◆ **Task objective**
Find and copy lines holding "literárního".

◆ **Listing**
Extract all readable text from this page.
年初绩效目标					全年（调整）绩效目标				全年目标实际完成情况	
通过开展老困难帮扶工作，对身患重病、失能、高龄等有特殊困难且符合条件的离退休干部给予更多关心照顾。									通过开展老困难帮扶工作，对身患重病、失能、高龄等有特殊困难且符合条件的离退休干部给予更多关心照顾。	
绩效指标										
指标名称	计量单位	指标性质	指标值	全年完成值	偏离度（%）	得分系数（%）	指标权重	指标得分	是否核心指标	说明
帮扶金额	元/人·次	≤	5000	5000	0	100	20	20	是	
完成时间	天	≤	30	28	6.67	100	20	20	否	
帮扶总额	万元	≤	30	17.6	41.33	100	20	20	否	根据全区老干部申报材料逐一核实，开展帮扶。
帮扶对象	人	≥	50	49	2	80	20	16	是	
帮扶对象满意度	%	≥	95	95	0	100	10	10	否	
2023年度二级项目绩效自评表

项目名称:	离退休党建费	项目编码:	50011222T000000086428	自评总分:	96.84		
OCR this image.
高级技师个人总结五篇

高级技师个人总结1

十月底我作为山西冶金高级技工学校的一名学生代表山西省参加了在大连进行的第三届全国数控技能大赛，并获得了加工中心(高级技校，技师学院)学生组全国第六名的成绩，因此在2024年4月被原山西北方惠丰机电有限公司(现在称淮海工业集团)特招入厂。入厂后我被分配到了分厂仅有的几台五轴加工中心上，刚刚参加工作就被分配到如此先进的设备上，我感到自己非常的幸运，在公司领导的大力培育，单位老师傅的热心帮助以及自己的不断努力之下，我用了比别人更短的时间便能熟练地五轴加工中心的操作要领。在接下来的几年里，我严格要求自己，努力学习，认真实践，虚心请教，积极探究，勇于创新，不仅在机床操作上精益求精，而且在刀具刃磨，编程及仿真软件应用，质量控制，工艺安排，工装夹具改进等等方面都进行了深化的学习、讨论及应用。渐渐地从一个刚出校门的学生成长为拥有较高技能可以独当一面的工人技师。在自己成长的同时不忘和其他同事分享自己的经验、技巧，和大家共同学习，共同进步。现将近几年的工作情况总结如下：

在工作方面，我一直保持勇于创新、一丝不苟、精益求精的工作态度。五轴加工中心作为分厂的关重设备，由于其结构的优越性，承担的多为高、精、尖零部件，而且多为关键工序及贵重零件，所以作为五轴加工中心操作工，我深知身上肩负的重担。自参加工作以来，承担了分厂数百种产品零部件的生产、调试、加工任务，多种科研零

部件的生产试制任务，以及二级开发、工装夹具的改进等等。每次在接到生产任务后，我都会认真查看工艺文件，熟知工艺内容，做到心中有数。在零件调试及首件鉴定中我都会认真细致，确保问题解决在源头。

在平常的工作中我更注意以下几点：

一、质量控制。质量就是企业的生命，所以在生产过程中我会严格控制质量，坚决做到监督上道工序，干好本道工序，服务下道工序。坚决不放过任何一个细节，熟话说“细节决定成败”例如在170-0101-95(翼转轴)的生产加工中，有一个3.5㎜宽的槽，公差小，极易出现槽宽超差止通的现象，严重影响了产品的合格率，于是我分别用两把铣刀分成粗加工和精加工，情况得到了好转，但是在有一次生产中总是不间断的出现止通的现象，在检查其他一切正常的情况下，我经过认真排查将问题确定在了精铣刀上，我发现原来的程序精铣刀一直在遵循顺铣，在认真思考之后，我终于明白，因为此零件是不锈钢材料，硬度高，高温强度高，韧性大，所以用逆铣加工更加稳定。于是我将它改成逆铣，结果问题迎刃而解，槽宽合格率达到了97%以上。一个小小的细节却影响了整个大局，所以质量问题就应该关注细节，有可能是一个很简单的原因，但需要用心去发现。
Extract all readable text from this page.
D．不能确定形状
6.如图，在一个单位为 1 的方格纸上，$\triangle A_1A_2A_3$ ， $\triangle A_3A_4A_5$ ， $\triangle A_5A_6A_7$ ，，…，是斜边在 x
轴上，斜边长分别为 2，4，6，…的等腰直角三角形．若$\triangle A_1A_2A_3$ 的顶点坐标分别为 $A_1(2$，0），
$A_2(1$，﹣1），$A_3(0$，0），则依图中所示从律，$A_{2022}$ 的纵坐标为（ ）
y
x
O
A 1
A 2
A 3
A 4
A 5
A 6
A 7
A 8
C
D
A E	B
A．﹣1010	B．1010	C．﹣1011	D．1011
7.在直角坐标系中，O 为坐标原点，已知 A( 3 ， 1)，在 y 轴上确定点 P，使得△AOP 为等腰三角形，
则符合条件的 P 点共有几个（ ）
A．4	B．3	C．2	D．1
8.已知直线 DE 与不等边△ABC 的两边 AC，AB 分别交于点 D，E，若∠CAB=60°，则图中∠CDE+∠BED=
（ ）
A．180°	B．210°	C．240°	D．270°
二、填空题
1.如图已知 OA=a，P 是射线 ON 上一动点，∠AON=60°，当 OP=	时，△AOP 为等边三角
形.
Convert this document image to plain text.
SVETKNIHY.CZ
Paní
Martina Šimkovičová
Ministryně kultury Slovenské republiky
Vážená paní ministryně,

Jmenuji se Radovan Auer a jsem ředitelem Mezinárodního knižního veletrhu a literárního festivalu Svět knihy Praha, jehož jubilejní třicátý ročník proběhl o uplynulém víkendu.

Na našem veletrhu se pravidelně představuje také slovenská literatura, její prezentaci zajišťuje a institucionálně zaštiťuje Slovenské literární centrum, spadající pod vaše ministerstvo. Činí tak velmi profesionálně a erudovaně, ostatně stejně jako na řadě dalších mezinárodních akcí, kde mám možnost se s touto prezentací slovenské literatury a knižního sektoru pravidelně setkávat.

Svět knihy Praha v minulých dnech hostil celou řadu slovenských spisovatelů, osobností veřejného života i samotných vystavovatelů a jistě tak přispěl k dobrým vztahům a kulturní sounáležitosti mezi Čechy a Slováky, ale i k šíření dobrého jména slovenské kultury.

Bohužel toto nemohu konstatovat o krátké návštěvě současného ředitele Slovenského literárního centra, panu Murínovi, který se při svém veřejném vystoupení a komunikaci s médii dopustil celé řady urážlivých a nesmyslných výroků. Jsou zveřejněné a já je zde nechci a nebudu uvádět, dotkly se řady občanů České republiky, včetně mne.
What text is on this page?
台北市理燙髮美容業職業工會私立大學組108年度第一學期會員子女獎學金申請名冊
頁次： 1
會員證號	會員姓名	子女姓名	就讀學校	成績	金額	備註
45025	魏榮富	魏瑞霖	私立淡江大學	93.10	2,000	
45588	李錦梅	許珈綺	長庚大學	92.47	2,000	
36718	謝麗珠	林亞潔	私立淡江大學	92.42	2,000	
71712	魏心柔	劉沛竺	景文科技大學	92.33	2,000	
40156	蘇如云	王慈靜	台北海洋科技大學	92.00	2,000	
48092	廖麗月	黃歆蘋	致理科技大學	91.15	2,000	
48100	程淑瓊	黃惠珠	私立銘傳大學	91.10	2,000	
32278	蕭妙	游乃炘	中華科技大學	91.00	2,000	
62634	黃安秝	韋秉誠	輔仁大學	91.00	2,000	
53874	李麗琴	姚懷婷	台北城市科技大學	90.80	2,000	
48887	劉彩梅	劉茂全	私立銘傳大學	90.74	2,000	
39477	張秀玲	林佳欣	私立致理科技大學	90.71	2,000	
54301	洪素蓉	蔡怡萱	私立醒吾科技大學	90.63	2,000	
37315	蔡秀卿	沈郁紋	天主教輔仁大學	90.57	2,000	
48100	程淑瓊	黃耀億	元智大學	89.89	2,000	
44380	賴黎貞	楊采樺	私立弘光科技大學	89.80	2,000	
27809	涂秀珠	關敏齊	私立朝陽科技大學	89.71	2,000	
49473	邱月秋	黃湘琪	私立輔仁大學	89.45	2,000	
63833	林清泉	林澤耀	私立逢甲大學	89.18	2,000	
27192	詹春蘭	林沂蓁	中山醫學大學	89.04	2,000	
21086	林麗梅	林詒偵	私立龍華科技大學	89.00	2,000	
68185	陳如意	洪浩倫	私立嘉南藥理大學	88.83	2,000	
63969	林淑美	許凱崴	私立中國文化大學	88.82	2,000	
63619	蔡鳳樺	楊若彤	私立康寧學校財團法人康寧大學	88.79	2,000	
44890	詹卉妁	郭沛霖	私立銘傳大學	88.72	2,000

◆ **Solution to this task**
Jmenuji se Radovan Auer a jsem ředitelem Mezinárodního knižního veletrhu a literárního festivalu Svět knihy Praha, jehož jubilejní třicátý ročník proběhl o uplynulém víkendu.
Bohužel toto nemohu konstatovat o krátké návštěvě současného ředitele Slovenského literárního centra, panu Murínovi, který se při svém veřejném vystoupení a komunikaci s médii dopustil celé řady urážlivých a nesmyslných výroků. Jsou zveřejněné a já je zde nechci a nebudu uvádět, dotkly se řady občanů České republiky, včetně mne.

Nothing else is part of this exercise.